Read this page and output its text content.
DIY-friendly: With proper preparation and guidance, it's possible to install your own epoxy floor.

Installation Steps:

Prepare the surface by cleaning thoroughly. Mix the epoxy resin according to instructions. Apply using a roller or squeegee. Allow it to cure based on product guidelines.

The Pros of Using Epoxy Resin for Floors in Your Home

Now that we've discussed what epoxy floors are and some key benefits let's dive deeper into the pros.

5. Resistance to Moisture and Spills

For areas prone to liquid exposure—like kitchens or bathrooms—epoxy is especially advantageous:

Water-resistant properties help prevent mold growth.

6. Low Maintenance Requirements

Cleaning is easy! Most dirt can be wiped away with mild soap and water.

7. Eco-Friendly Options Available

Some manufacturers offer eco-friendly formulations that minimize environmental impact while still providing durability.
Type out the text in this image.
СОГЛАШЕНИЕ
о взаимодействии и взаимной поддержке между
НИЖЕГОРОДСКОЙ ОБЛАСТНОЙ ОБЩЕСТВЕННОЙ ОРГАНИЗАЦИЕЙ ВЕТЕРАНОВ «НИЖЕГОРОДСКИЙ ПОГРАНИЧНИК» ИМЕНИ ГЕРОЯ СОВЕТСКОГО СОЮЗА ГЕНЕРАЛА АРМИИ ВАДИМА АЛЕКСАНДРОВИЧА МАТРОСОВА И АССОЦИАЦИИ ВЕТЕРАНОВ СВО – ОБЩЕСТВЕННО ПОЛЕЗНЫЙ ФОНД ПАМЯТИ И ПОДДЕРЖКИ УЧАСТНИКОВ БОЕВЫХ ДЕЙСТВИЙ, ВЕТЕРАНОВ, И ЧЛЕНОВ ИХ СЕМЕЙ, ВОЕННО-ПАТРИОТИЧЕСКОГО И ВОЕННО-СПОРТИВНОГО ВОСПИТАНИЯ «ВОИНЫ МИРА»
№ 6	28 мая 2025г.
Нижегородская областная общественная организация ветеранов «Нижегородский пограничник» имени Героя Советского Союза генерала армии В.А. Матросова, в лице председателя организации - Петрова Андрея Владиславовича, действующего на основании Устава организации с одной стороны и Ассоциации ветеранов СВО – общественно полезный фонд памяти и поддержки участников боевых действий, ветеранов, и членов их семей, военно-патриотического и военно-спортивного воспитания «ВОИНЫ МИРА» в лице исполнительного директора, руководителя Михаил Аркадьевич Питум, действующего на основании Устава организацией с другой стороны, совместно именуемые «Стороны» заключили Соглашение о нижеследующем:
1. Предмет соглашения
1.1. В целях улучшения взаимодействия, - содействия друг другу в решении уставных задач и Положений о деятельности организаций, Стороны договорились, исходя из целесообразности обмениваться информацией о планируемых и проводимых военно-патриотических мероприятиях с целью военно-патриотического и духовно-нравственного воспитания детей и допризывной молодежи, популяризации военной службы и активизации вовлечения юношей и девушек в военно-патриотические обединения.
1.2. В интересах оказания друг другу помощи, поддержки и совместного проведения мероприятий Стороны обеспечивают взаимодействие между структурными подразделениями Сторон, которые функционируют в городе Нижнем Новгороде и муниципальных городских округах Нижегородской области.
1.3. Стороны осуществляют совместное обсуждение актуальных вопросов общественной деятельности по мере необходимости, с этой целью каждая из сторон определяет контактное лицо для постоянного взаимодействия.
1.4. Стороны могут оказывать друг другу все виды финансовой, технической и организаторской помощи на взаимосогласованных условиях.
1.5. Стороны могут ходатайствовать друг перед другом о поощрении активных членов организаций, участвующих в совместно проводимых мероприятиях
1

━━━━━━━━━━

**WORK TO BE COMPLETED:** How many lines of the data contain the word "помощи"? Answer with the number alone.

**SOLVED EXERCISE:** 2